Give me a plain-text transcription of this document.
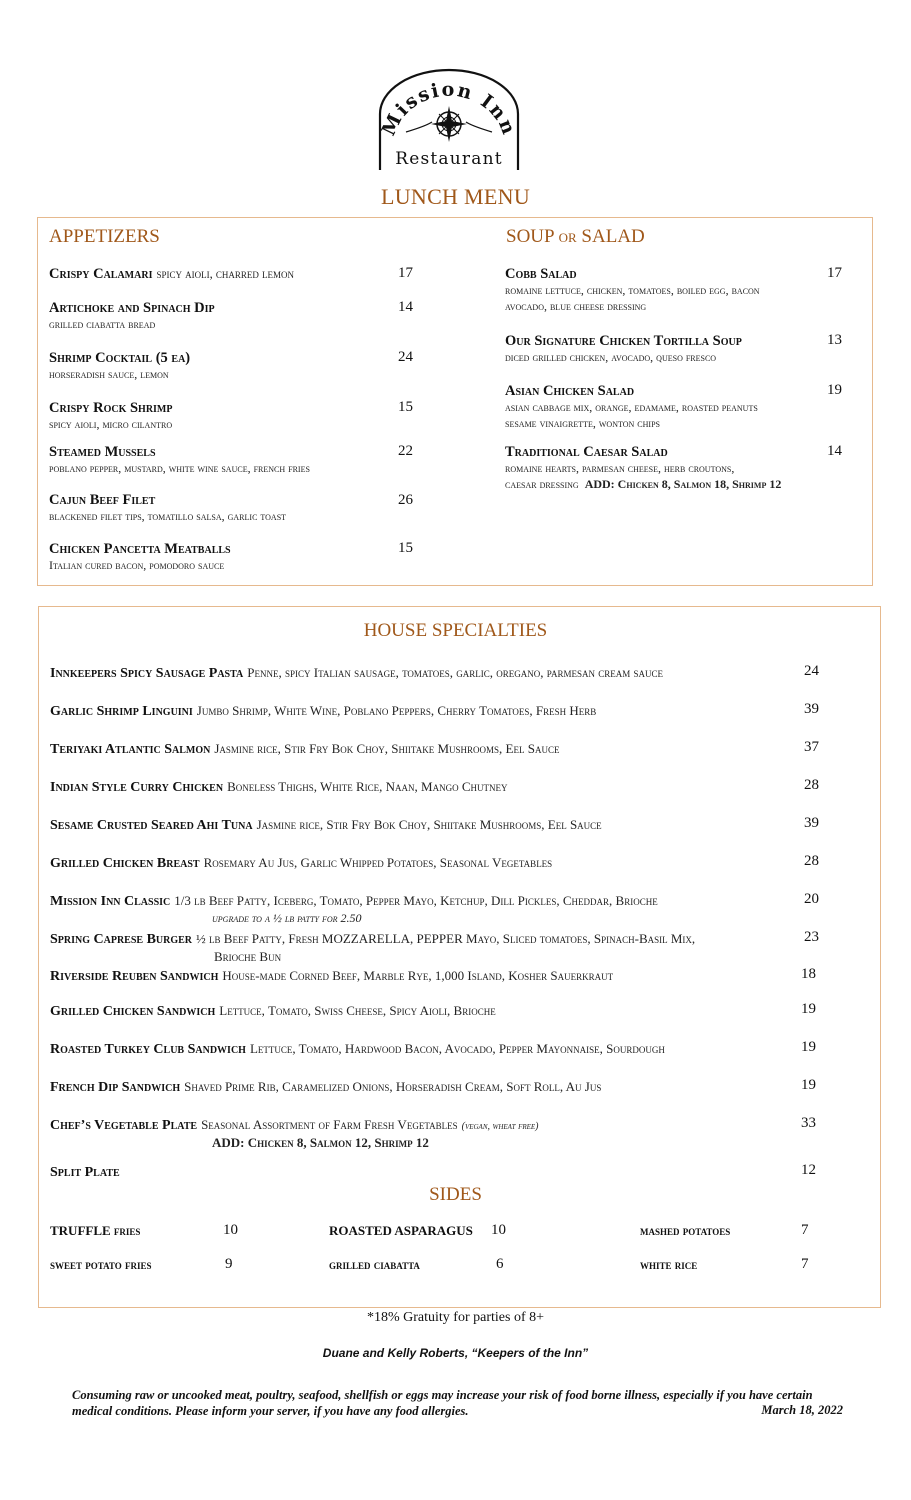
Mission Inn
Restaurant
LUNCH MENU
APPETIZERS	SOUP or SALAD
Crispy Calamari spicy aioli, charred lemon	17
Artichoke and Spinach Dip
grilled ciabatta bread
14
Shrimp Cocktail (5 ea)
horseradish sauce, lemon
24
Crispy Rock Shrimp
spicy aioli, micro cilantro
15
Steamed Mussels
poblano pepper, mustard, white wine sauce, french fries
22
Cajun Beef Filet
blackened filet tips, tomatillo salsa, garlic toast
26
Chicken Pancetta Meatballs
Italian cured bacon, pomodoro sauce
15
Cobb Salad
romaine lettuce, chicken, tomatoes, boiled egg, bacon
avocado, blue cheese dressing
17
Our Signature Chicken Tortilla Soup
diced grilled chicken, avocado, queso fresco
13
Asian Chicken Salad
asian cabbage mix, orange, edamame, roasted peanuts
sesame vinaigrette, wonton chips
19
Traditional Caesar Salad
romaine hearts, parmesan cheese, herb croutons,
caesar dressing ADD: Chicken 8, Salmon 18, Shrimp 12
14
HOUSE SPECIALTIES
Innkeepers Spicy Sausage Pasta Penne, spicy Italian sausage, tomatoes, garlic, oregano, parmesan cream sauce	24
Garlic Shrimp Linguini Jumbo Shrimp, White Wine, Poblano Peppers, Cherry Tomatoes, Fresh Herb	39
Teriyaki Atlantic Salmon Jasmine rice, Stir Fry Bok Choy, Shiitake Mushrooms, Eel Sauce	37
Indian Style Curry Chicken Boneless Thighs, White Rice, Naan, Mango Chutney	28
Sesame Crusted Seared Ahi Tuna Jasmine rice, Stir Fry Bok Choy, Shiitake Mushrooms, Eel Sauce	39
Grilled Chicken Breast Rosemary Au Jus, Garlic Whipped Potatoes, Seasonal Vegetables	28
Mission Inn Classic 1/3 lb Beef Patty, Iceberg, Tomato, Pepper Mayo, Ketchup, Dill Pickles, Cheddar, Brioche	20
upgrade to a ½ lb patty for 2.50
Spring Caprese Burger ½ lb Beef Patty, Fresh MOZZARELLA, PEPPER Mayo, Sliced tomatoes, Spinach-Basil Mix,	23
Brioche Bun
Riverside Reuben Sandwich House-made Corned Beef, Marble Rye, 1,000 Island, Kosher Sauerkraut	18
Grilled Chicken Sandwich Lettuce, Tomato, Swiss Cheese, Spicy Aioli, Brioche	19
Roasted Turkey Club Sandwich Lettuce, Tomato, Hardwood Bacon, Avocado, Pepper Mayonnaise, Sourdough	19
French Dip Sandwich Shaved Prime Rib, Caramelized Onions, Horseradish Cream, Soft Roll, Au Jus	19
Chef’s Vegetable Plate Seasonal Assortment of Farm Fresh Vegetables (vegan, wheat free)	33
ADD: Chicken 8, Salmon 12, Shrimp 12
Split Plate	12
SIDES
TRUFFLE fries	10	ROASTED ASPARAGUS 10	mashed potatoes	7
sweet potato fries	9	grilled ciabatta	6	white rice	7
*18% Gratuity for parties of 8+
Duane and Kelly Roberts, “Keepers of the Inn”
Consuming raw or uncooked meat, poultry, seafood, shellfish or eggs may increase your risk of food borne illness, especially if you have certain medical conditions. Please inform your server, if you have any food allergies.	March 18, 2022
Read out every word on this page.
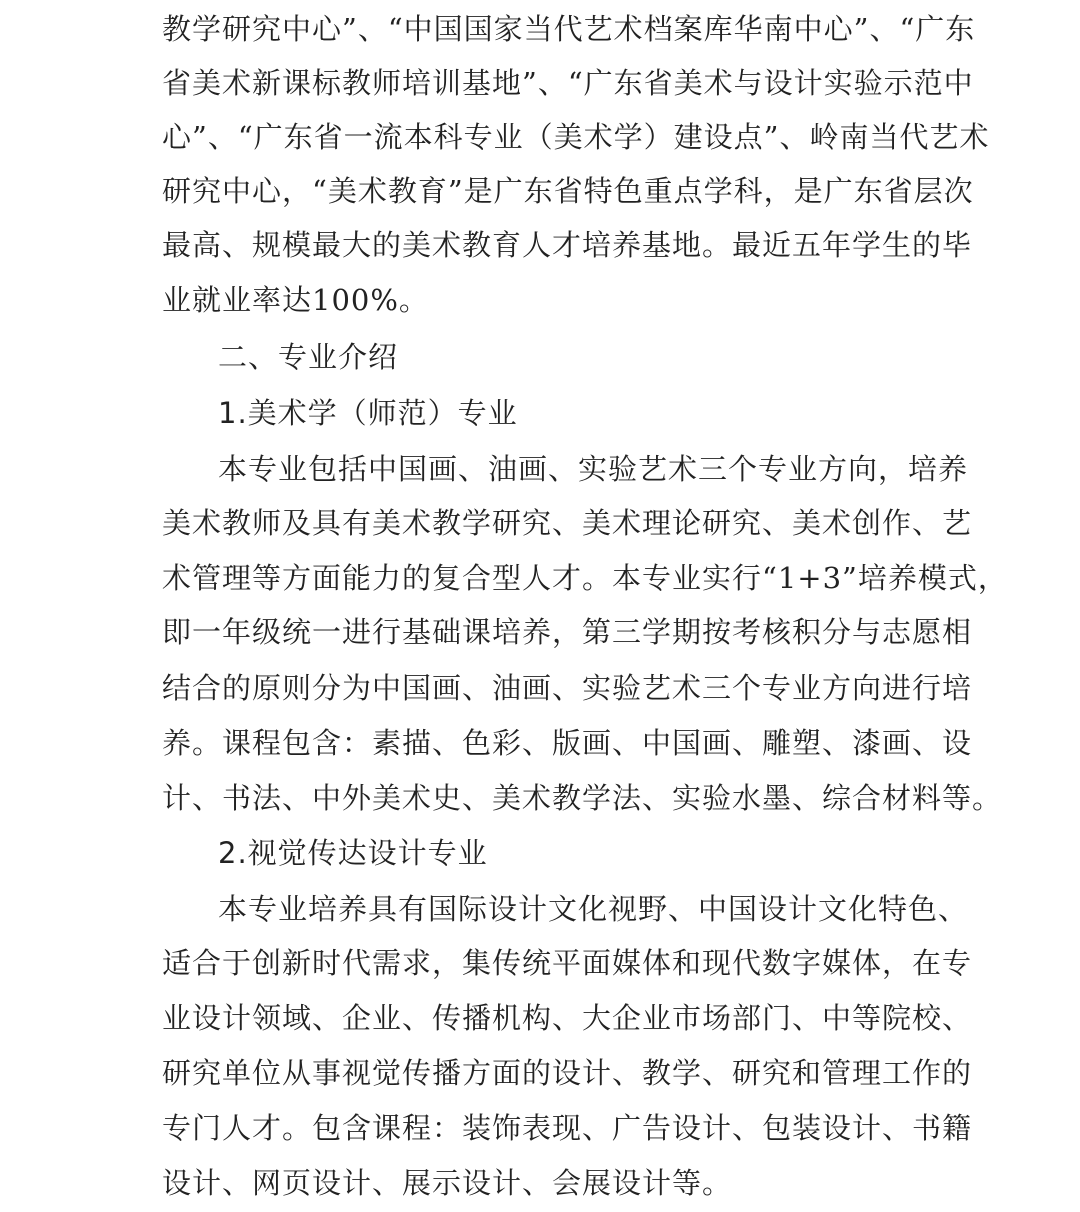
教学研究中心”、“中国国家当代艺术档案库华南中心”、“广东
省美术新课标教师培训基地”、“广东省美术与设计实验示范中
心”、“广东省一流本科专业（美术学）建设点”、岭南当代艺术
研究中心，“美术教育”是广东省特色重点学科，是广东省层次
最高、规模最大的美术教育人才培养基地。最近五年学生的毕
业就业率达100%。
二、专业介绍
1.美术学（师范）专业
本专业包括中国画、油画、实验艺术三个专业方向，培养
美术教师及具有美术教学研究、美术理论研究、美术创作、艺
术管理等方面能力的复合型人才。本专业实行“1+3”培养模式，
即一年级统一进行基础课培养，第三学期按考核积分与志愿相
结合的原则分为中国画、油画、实验艺术三个专业方向进行培
养。课程包含：素描、色彩、版画、中国画、雕塑、漆画、设
计、书法、中外美术史、美术教学法、实验水墨、综合材料等。
2.视觉传达设计专业
本专业培养具有国际设计文化视野、中国设计文化特色、
适合于创新时代需求，集传统平面媒体和现代数字媒体，在专
业设计领域、企业、传播机构、大企业市场部门、中等院校、
研究单位从事视觉传播方面的设计、教学、研究和管理工作的
专门人才。包含课程：装饰表现、广告设计、包装设计、书籍
设计、网页设计、展示设计、会展设计等。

■ **Task**: Pictures in the records above should not be copied. Repeat everything else exactly.

■ **Final answer**:
Give me a plain-text transcription of this document.
Mission Inn
Restaurant
LUNCH MENU
APPETIZERS	SOUP or SALAD
Crispy Calamari spicy aioli, charred lemon	17
Artichoke and Spinach Dip
grilled ciabatta bread
14
Shrimp Cocktail (5 ea)
horseradish sauce, lemon
24
Crispy Rock Shrimp
spicy aioli, micro cilantro
15
Steamed Mussels
poblano pepper, mustard, white wine sauce, french fries
22
Cajun Beef Filet
blackened filet tips, tomatillo salsa, garlic toast
26
Chicken Pancetta Meatballs
Italian cured bacon, pomodoro sauce
15
Cobb Salad
romaine lettuce, chicken, tomatoes, boiled egg, bacon
avocado, blue cheese dressing
17
Our Signature Chicken Tortilla Soup
diced grilled chicken, avocado, queso fresco
13
Asian Chicken Salad
asian cabbage mix, orange, edamame, roasted peanuts
sesame vinaigrette, wonton chips
19
Traditional Caesar Salad
romaine hearts, parmesan cheese, herb croutons,
caesar dressing ADD: Chicken 8, Salmon 18, Shrimp 12
14
HOUSE SPECIALTIES
Innkeepers Spicy Sausage Pasta Penne, spicy Italian sausage, tomatoes, garlic, oregano, parmesan cream sauce	24
Garlic Shrimp Linguini Jumbo Shrimp, White Wine, Poblano Peppers, Cherry Tomatoes, Fresh Herb	39
Teriyaki Atlantic Salmon Jasmine rice, Stir Fry Bok Choy, Shiitake Mushrooms, Eel Sauce	37
Indian Style Curry Chicken Boneless Thighs, White Rice, Naan, Mango Chutney	28
Sesame Crusted Seared Ahi Tuna Jasmine rice, Stir Fry Bok Choy, Shiitake Mushrooms, Eel Sauce	39
Grilled Chicken Breast Rosemary Au Jus, Garlic Whipped Potatoes, Seasonal Vegetables	28
Mission Inn Classic 1/3 lb Beef Patty, Iceberg, Tomato, Pepper Mayo, Ketchup, Dill Pickles, Cheddar, Brioche	20
upgrade to a ½ lb patty for 2.50
Spring Caprese Burger ½ lb Beef Patty, Fresh MOZZARELLA, PEPPER Mayo, Sliced tomatoes, Spinach-Basil Mix,	23
Brioche Bun
Riverside Reuben Sandwich House-made Corned Beef, Marble Rye, 1,000 Island, Kosher Sauerkraut	18
Grilled Chicken Sandwich Lettuce, Tomato, Swiss Cheese, Spicy Aioli, Brioche	19
Roasted Turkey Club Sandwich Lettuce, Tomato, Hardwood Bacon, Avocado, Pepper Mayonnaise, Sourdough	19
French Dip Sandwich Shaved Prime Rib, Caramelized Onions, Horseradish Cream, Soft Roll, Au Jus	19
Chef’s Vegetable Plate Seasonal Assortment of Farm Fresh Vegetables (vegan, wheat free)	33
ADD: Chicken 8, Salmon 12, Shrimp 12
Split Plate	12
SIDES
TRUFFLE fries	10	ROASTED ASPARAGUS 10	mashed potatoes	7
sweet potato fries	9	grilled ciabatta	6	white rice	7
*18% Gratuity for parties of 8+
Duane and Kelly Roberts, “Keepers of the Inn”
Consuming raw or uncooked meat, poultry, seafood, shellfish or eggs may increase your risk of food borne illness, especially if you have certain medical conditions. Please inform your server, if you have any food allergies.	March 18, 2022
Read out every word on this page.
教学研究中心”、“中国国家当代艺术档案库华南中心”、“广东
省美术新课标教师培训基地”、“广东省美术与设计实验示范中
心”、“广东省一流本科专业（美术学）建设点”、岭南当代艺术
研究中心，“美术教育”是广东省特色重点学科，是广东省层次
最高、规模最大的美术教育人才培养基地。最近五年学生的毕
业就业率达100%。
二、专业介绍
1.美术学（师范）专业
本专业包括中国画、油画、实验艺术三个专业方向，培养
美术教师及具有美术教学研究、美术理论研究、美术创作、艺
术管理等方面能力的复合型人才。本专业实行“1+3”培养模式，
即一年级统一进行基础课培养，第三学期按考核积分与志愿相
结合的原则分为中国画、油画、实验艺术三个专业方向进行培
养。课程包含：素描、色彩、版画、中国画、雕塑、漆画、设
计、书法、中外美术史、美术教学法、实验水墨、综合材料等。
2.视觉传达设计专业
本专业培养具有国际设计文化视野、中国设计文化特色、
适合于创新时代需求，集传统平面媒体和现代数字媒体，在专
业设计领域、企业、传播机构、大企业市场部门、中等院校、
研究单位从事视觉传播方面的设计、教学、研究和管理工作的
专门人才。包含课程：装饰表现、广告设计、包装设计、书籍
设计、网页设计、展示设计、会展设计等。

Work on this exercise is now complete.